── Given data

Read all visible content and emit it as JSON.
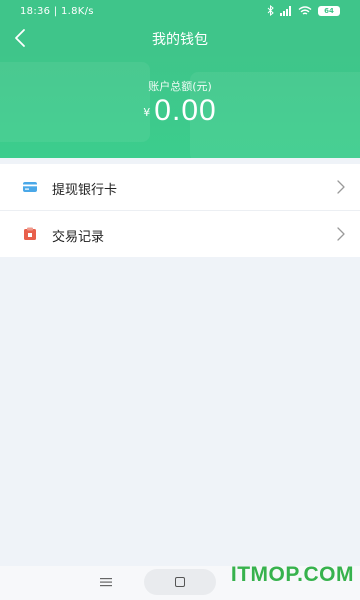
{
  "status_bar": {
    "time": "18:36 | 1.8K/s",
    "battery": "64",
    "icons": [
      "bluetooth-icon",
      "signal-icon",
      "wifi-icon",
      "battery-icon"
    ]
  },
  "header": {
    "title": "我的钱包",
    "back_icon": "chevron-left-icon"
  },
  "balance": {
    "label": "账户总额(元)",
    "currency": "¥",
    "amount": "0.00"
  },
  "menu": {
    "items": [
      {
        "label": "提现银行卡",
        "icon": "bank-card-icon",
        "icon_color": "#4aa8e8"
      },
      {
        "label": "交易记录",
        "icon": "transaction-record-icon",
        "icon_color": "#e8604c"
      }
    ]
  },
  "navigation": {
    "menu_icon": "hamburger-icon",
    "home_icon": "square-home-icon"
  },
  "watermark": "ITMOP.COM",
  "colors": {
    "brand": "#3fc58a",
    "background": "#eff3f8"
  }
}
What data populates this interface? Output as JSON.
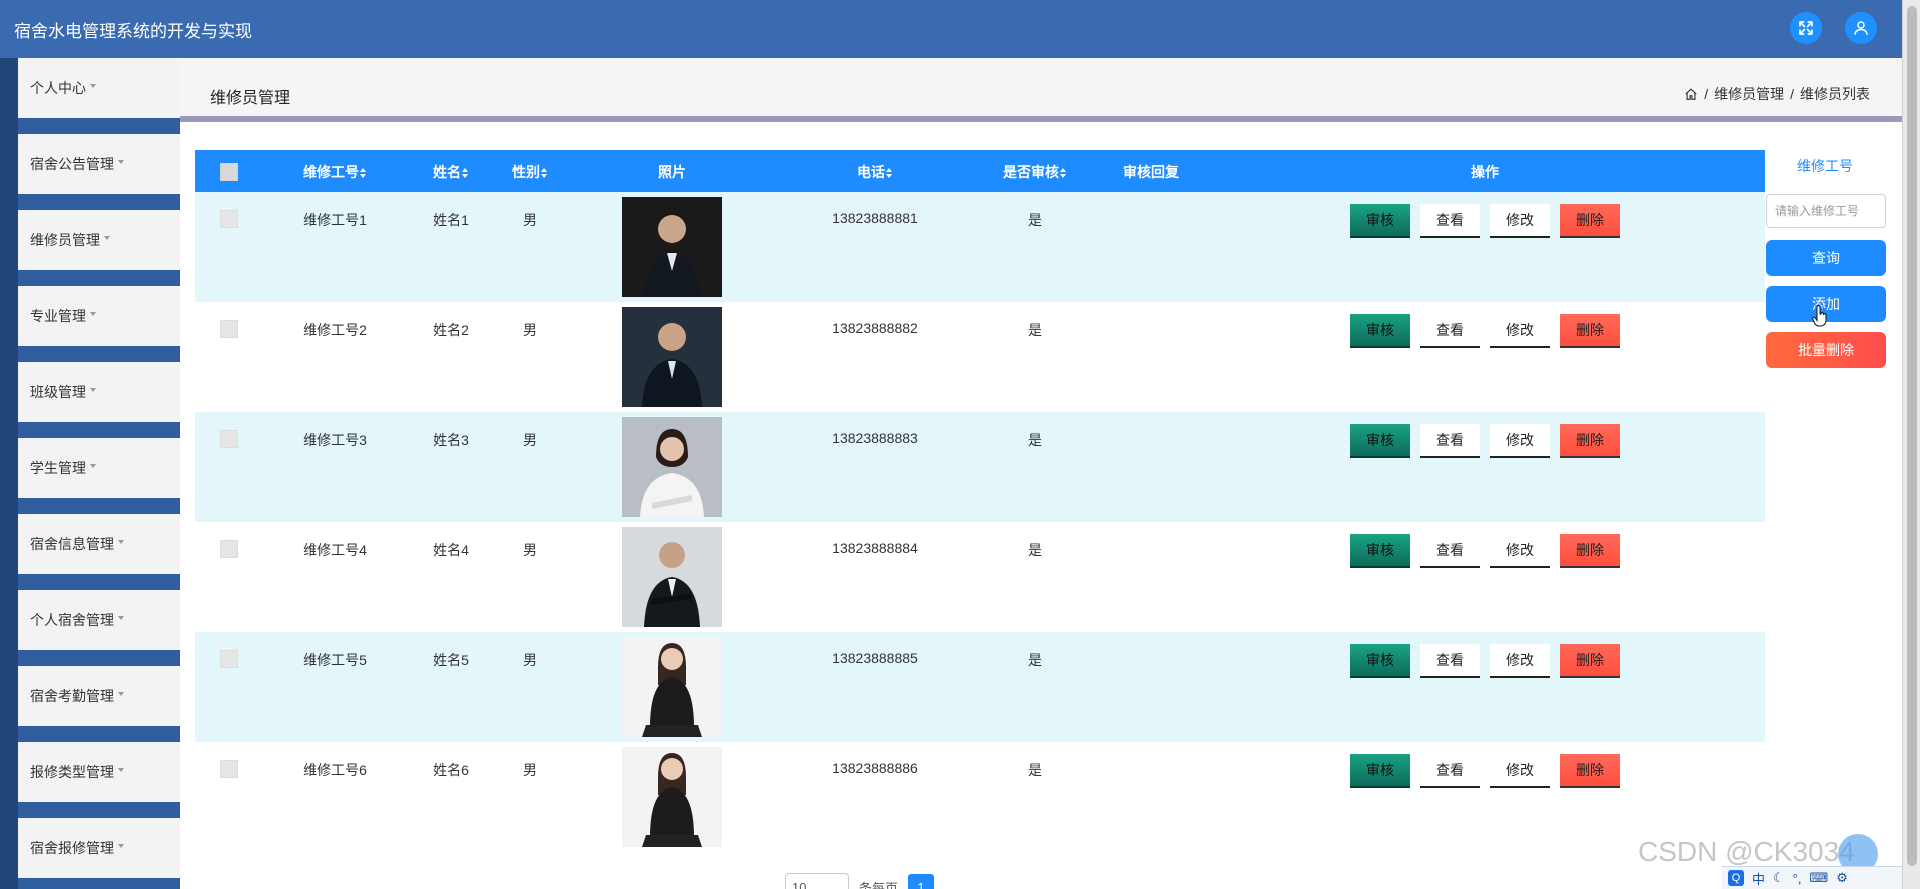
{
  "app": {
    "title": "宿舍水电管理系统的开发与实现"
  },
  "header_icons": [
    "fullscreen-icon",
    "user-icon"
  ],
  "sidebar": {
    "items": [
      {
        "label": "个人中心"
      },
      {
        "label": "宿舍公告管理"
      },
      {
        "label": "维修员管理"
      },
      {
        "label": "专业管理"
      },
      {
        "label": "班级管理"
      },
      {
        "label": "学生管理"
      },
      {
        "label": "宿舍信息管理"
      },
      {
        "label": "个人宿舍管理"
      },
      {
        "label": "宿舍考勤管理"
      },
      {
        "label": "报修类型管理"
      },
      {
        "label": "宿舍报修管理"
      }
    ]
  },
  "page": {
    "title": "维修员管理",
    "breadcrumb": {
      "sep": "/",
      "level1": "维修员管理",
      "level2": "维修员列表"
    }
  },
  "table": {
    "headers": {
      "staff_no": "维修工号",
      "name": "姓名",
      "gender": "性别",
      "photo": "照片",
      "phone": "电话",
      "reviewed": "是否审核",
      "review_reply": "审核回复",
      "actions": "操作"
    },
    "actions": {
      "audit": "审核",
      "view": "查看",
      "edit": "修改",
      "delete": "删除"
    },
    "rows": [
      {
        "staff_no": "维修工号1",
        "name": "姓名1",
        "gender": "男",
        "phone": "13823888881",
        "reviewed": "是",
        "review_reply": ""
      },
      {
        "staff_no": "维修工号2",
        "name": "姓名2",
        "gender": "男",
        "phone": "13823888882",
        "reviewed": "是",
        "review_reply": ""
      },
      {
        "staff_no": "维修工号3",
        "name": "姓名3",
        "gender": "男",
        "phone": "13823888883",
        "reviewed": "是",
        "review_reply": ""
      },
      {
        "staff_no": "维修工号4",
        "name": "姓名4",
        "gender": "男",
        "phone": "13823888884",
        "reviewed": "是",
        "review_reply": ""
      },
      {
        "staff_no": "维修工号5",
        "name": "姓名5",
        "gender": "男",
        "phone": "13823888885",
        "reviewed": "是",
        "review_reply": ""
      },
      {
        "staff_no": "维修工号6",
        "name": "姓名6",
        "gender": "男",
        "phone": "13823888886",
        "reviewed": "是",
        "review_reply": ""
      }
    ]
  },
  "search": {
    "label": "维修工号",
    "placeholder": "请输入维修工号",
    "query_label": "查询",
    "add_label": "添加",
    "batch_delete_label": "批量删除"
  },
  "pagination": {
    "page_size": "10",
    "per_page_label": "条每页",
    "current_page": "1"
  },
  "watermark": "CSDN @CK3034",
  "ime": {
    "lang": "中",
    "logo": "Q"
  },
  "colors": {
    "topbar": "#3a6bb0",
    "primary": "#1e8cff",
    "row_alt": "#e3f6f9",
    "audit": "#0d6b5a",
    "danger": "#ff4e3e"
  }
}
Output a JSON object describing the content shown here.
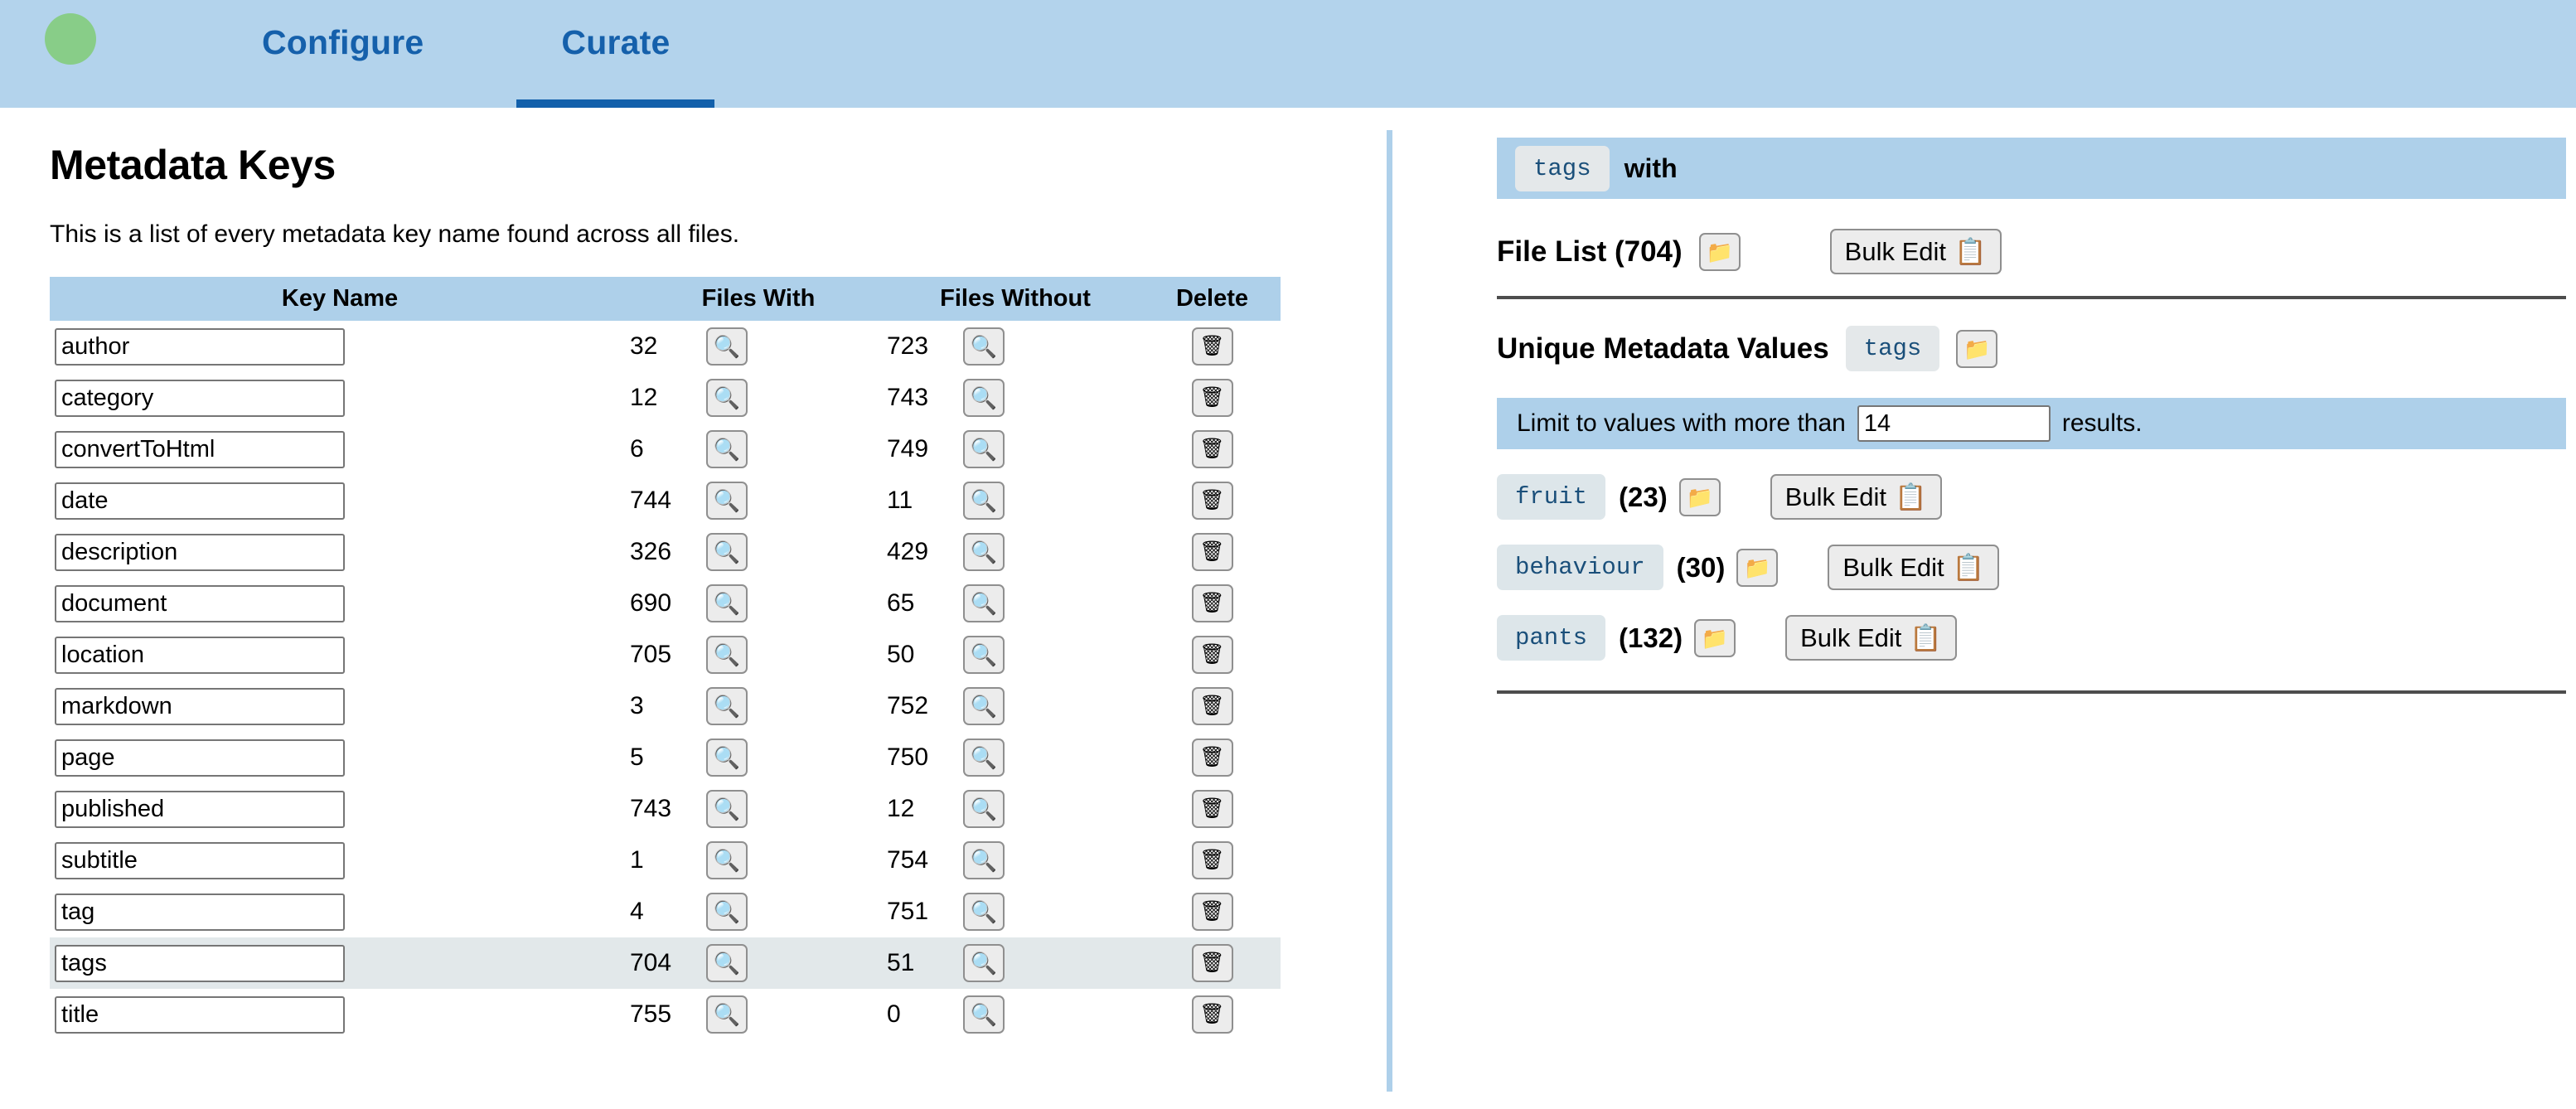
{
  "topbar": {
    "logo_icon": "green-circle-logo",
    "tabs": [
      {
        "label": "Configure",
        "active": false
      },
      {
        "label": "Curate",
        "active": true
      }
    ]
  },
  "left": {
    "title": "Metadata Keys",
    "subtitle": "This is a list of every metadata key name found across all files.",
    "table": {
      "headers": [
        "Key Name",
        "Files With",
        "Files Without",
        "Delete"
      ],
      "search_icon": "magnifying-glass-icon",
      "delete_icon": "wastebasket-icon",
      "rows": [
        {
          "key": "author",
          "with": "32",
          "without": "723",
          "selected": false
        },
        {
          "key": "category",
          "with": "12",
          "without": "743",
          "selected": false
        },
        {
          "key": "convertToHtml",
          "with": "6",
          "without": "749",
          "selected": false
        },
        {
          "key": "date",
          "with": "744",
          "without": "11",
          "selected": false
        },
        {
          "key": "description",
          "with": "326",
          "without": "429",
          "selected": false
        },
        {
          "key": "document",
          "with": "690",
          "without": "65",
          "selected": false
        },
        {
          "key": "location",
          "with": "705",
          "without": "50",
          "selected": false
        },
        {
          "key": "markdown",
          "with": "3",
          "without": "752",
          "selected": false
        },
        {
          "key": "page",
          "with": "5",
          "without": "750",
          "selected": false
        },
        {
          "key": "published",
          "with": "743",
          "without": "12",
          "selected": false
        },
        {
          "key": "subtitle",
          "with": "1",
          "without": "754",
          "selected": false
        },
        {
          "key": "tag",
          "with": "4",
          "without": "751",
          "selected": false
        },
        {
          "key": "tags",
          "with": "704",
          "without": "51",
          "selected": true
        },
        {
          "key": "title",
          "with": "755",
          "without": "0",
          "selected": false
        }
      ]
    }
  },
  "right": {
    "filter": {
      "chip": "tags",
      "text": "with"
    },
    "file_list": {
      "heading": "File List (704)",
      "folder_icon": "folder-icon",
      "bulk_edit_label": "Bulk Edit",
      "bulk_edit_icon": "clipboard-icon"
    },
    "unique_values": {
      "heading": "Unique Metadata Values",
      "chip": "tags",
      "folder_icon": "folder-icon",
      "limit": {
        "prefix": "Limit to values with more than",
        "value": "14",
        "suffix": "results."
      },
      "items": [
        {
          "value": "fruit",
          "count": "(23)",
          "folder_icon": "folder-icon",
          "bulk_edit_label": "Bulk Edit",
          "bulk_edit_icon": "clipboard-icon"
        },
        {
          "value": "behaviour",
          "count": "(30)",
          "folder_icon": "folder-icon",
          "bulk_edit_label": "Bulk Edit",
          "bulk_edit_icon": "clipboard-icon"
        },
        {
          "value": "pants",
          "count": "(132)",
          "folder_icon": "folder-icon",
          "bulk_edit_label": "Bulk Edit",
          "bulk_edit_icon": "clipboard-icon"
        }
      ]
    }
  },
  "colors": {
    "nav_background": "#b3d3ec",
    "accent_blue": "#1260ab",
    "band_blue": "#aed0ea",
    "logo_green": "#88cd88",
    "chip_background": "#e4e8ea",
    "selected_row": "#e2e8ea",
    "separator": "#4d4d4d"
  }
}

────

◆ What needs to be done: Write out all the entries exactly, except for the pictures.

◆ Response:
Read all visible content and emit it as JSON.
{
  "status_bar": {
    "time": "18:36 | 1.8K/s",
    "battery": "64",
    "icons": [
      "bluetooth-icon",
      "signal-icon",
      "wifi-icon",
      "battery-icon"
    ]
  },
  "header": {
    "title": "我的钱包",
    "back_icon": "chevron-left-icon"
  },
  "balance": {
    "label": "账户总额(元)",
    "currency": "¥",
    "amount": "0.00"
  },
  "menu": {
    "items": [
      {
        "label": "提现银行卡",
        "icon": "bank-card-icon",
        "icon_color": "#4aa8e8"
      },
      {
        "label": "交易记录",
        "icon": "transaction-record-icon",
        "icon_color": "#e8604c"
      }
    ]
  },
  "navigation": {
    "menu_icon": "hamburger-icon",
    "home_icon": "square-home-icon"
  },
  "watermark": "ITMOP.COM",
  "colors": {
    "brand": "#3fc58a",
    "background": "#eff3f8"
  }
}
What data populates this interface? Output as JSON.
{
  "app": {
    "title": "宿舍水电管理系统的开发与实现"
  },
  "header_icons": [
    "fullscreen-icon",
    "user-icon"
  ],
  "sidebar": {
    "items": [
      {
        "label": "个人中心"
      },
      {
        "label": "宿舍公告管理"
      },
      {
        "label": "维修员管理"
      },
      {
        "label": "专业管理"
      },
      {
        "label": "班级管理"
      },
      {
        "label": "学生管理"
      },
      {
        "label": "宿舍信息管理"
      },
      {
        "label": "个人宿舍管理"
      },
      {
        "label": "宿舍考勤管理"
      },
      {
        "label": "报修类型管理"
      },
      {
        "label": "宿舍报修管理"
      }
    ]
  },
  "page": {
    "title": "维修员管理",
    "breadcrumb": {
      "sep": "/",
      "level1": "维修员管理",
      "level2": "维修员列表"
    }
  },
  "table": {
    "headers": {
      "staff_no": "维修工号",
      "name": "姓名",
      "gender": "性别",
      "photo": "照片",
      "phone": "电话",
      "reviewed": "是否审核",
      "review_reply": "审核回复",
      "actions": "操作"
    },
    "actions": {
      "audit": "审核",
      "view": "查看",
      "edit": "修改",
      "delete": "删除"
    },
    "rows": [
      {
        "staff_no": "维修工号1",
        "name": "姓名1",
        "gender": "男",
        "phone": "13823888881",
        "reviewed": "是",
        "review_reply": ""
      },
      {
        "staff_no": "维修工号2",
        "name": "姓名2",
        "gender": "男",
        "phone": "13823888882",
        "reviewed": "是",
        "review_reply": ""
      },
      {
        "staff_no": "维修工号3",
        "name": "姓名3",
        "gender": "男",
        "phone": "13823888883",
        "reviewed": "是",
        "review_reply": ""
      },
      {
        "staff_no": "维修工号4",
        "name": "姓名4",
        "gender": "男",
        "phone": "13823888884",
        "reviewed": "是",
        "review_reply": ""
      },
      {
        "staff_no": "维修工号5",
        "name": "姓名5",
        "gender": "男",
        "phone": "13823888885",
        "reviewed": "是",
        "review_reply": ""
      },
      {
        "staff_no": "维修工号6",
        "name": "姓名6",
        "gender": "男",
        "phone": "13823888886",
        "reviewed": "是",
        "review_reply": ""
      }
    ]
  },
  "search": {
    "label": "维修工号",
    "placeholder": "请输入维修工号",
    "query_label": "查询",
    "add_label": "添加",
    "batch_delete_label": "批量删除"
  },
  "pagination": {
    "page_size": "10",
    "per_page_label": "条每页",
    "current_page": "1"
  },
  "watermark": "CSDN @CK3034",
  "ime": {
    "lang": "中",
    "logo": "Q"
  },
  "colors": {
    "topbar": "#3a6bb0",
    "primary": "#1e8cff",
    "row_alt": "#e3f6f9",
    "audit": "#0d6b5a",
    "danger": "#ff4e3e"
  }
}
Output a JSON object describing the content shown here.
{
  "topbar": {
    "logo_icon": "green-circle-logo",
    "tabs": [
      {
        "label": "Configure",
        "active": false
      },
      {
        "label": "Curate",
        "active": true
      }
    ]
  },
  "left": {
    "title": "Metadata Keys",
    "subtitle": "This is a list of every metadata key name found across all files.",
    "table": {
      "headers": [
        "Key Name",
        "Files With",
        "Files Without",
        "Delete"
      ],
      "search_icon": "magnifying-glass-icon",
      "delete_icon": "wastebasket-icon",
      "rows": [
        {
          "key": "author",
          "with": "32",
          "without": "723",
          "selected": false
        },
        {
          "key": "category",
          "with": "12",
          "without": "743",
          "selected": false
        },
        {
          "key": "convertToHtml",
          "with": "6",
          "without": "749",
          "selected": false
        },
        {
          "key": "date",
          "with": "744",
          "without": "11",
          "selected": false
        },
        {
          "key": "description",
          "with": "326",
          "without": "429",
          "selected": false
        },
        {
          "key": "document",
          "with": "690",
          "without": "65",
          "selected": false
        },
        {
          "key": "location",
          "with": "705",
          "without": "50",
          "selected": false
        },
        {
          "key": "markdown",
          "with": "3",
          "without": "752",
          "selected": false
        },
        {
          "key": "page",
          "with": "5",
          "without": "750",
          "selected": false
        },
        {
          "key": "published",
          "with": "743",
          "without": "12",
          "selected": false
        },
        {
          "key": "subtitle",
          "with": "1",
          "without": "754",
          "selected": false
        },
        {
          "key": "tag",
          "with": "4",
          "without": "751",
          "selected": false
        },
        {
          "key": "tags",
          "with": "704",
          "without": "51",
          "selected": true
        },
        {
          "key": "title",
          "with": "755",
          "without": "0",
          "selected": false
        }
      ]
    }
  },
  "right": {
    "filter": {
      "chip": "tags",
      "text": "with"
    },
    "file_list": {
      "heading": "File List (704)",
      "folder_icon": "folder-icon",
      "bulk_edit_label": "Bulk Edit",
      "bulk_edit_icon": "clipboard-icon"
    },
    "unique_values": {
      "heading": "Unique Metadata Values",
      "chip": "tags",
      "folder_icon": "folder-icon",
      "limit": {
        "prefix": "Limit to values with more than",
        "value": "14",
        "suffix": "results."
      },
      "items": [
        {
          "value": "fruit",
          "count": "(23)",
          "folder_icon": "folder-icon",
          "bulk_edit_label": "Bulk Edit",
          "bulk_edit_icon": "clipboard-icon"
        },
        {
          "value": "behaviour",
          "count": "(30)",
          "folder_icon": "folder-icon",
          "bulk_edit_label": "Bulk Edit",
          "bulk_edit_icon": "clipboard-icon"
        },
        {
          "value": "pants",
          "count": "(132)",
          "folder_icon": "folder-icon",
          "bulk_edit_label": "Bulk Edit",
          "bulk_edit_icon": "clipboard-icon"
        }
      ]
    }
  },
  "colors": {
    "nav_background": "#b3d3ec",
    "accent_blue": "#1260ab",
    "band_blue": "#aed0ea",
    "logo_green": "#88cd88",
    "chip_background": "#e4e8ea",
    "selected_row": "#e2e8ea",
    "separator": "#4d4d4d"
  }
}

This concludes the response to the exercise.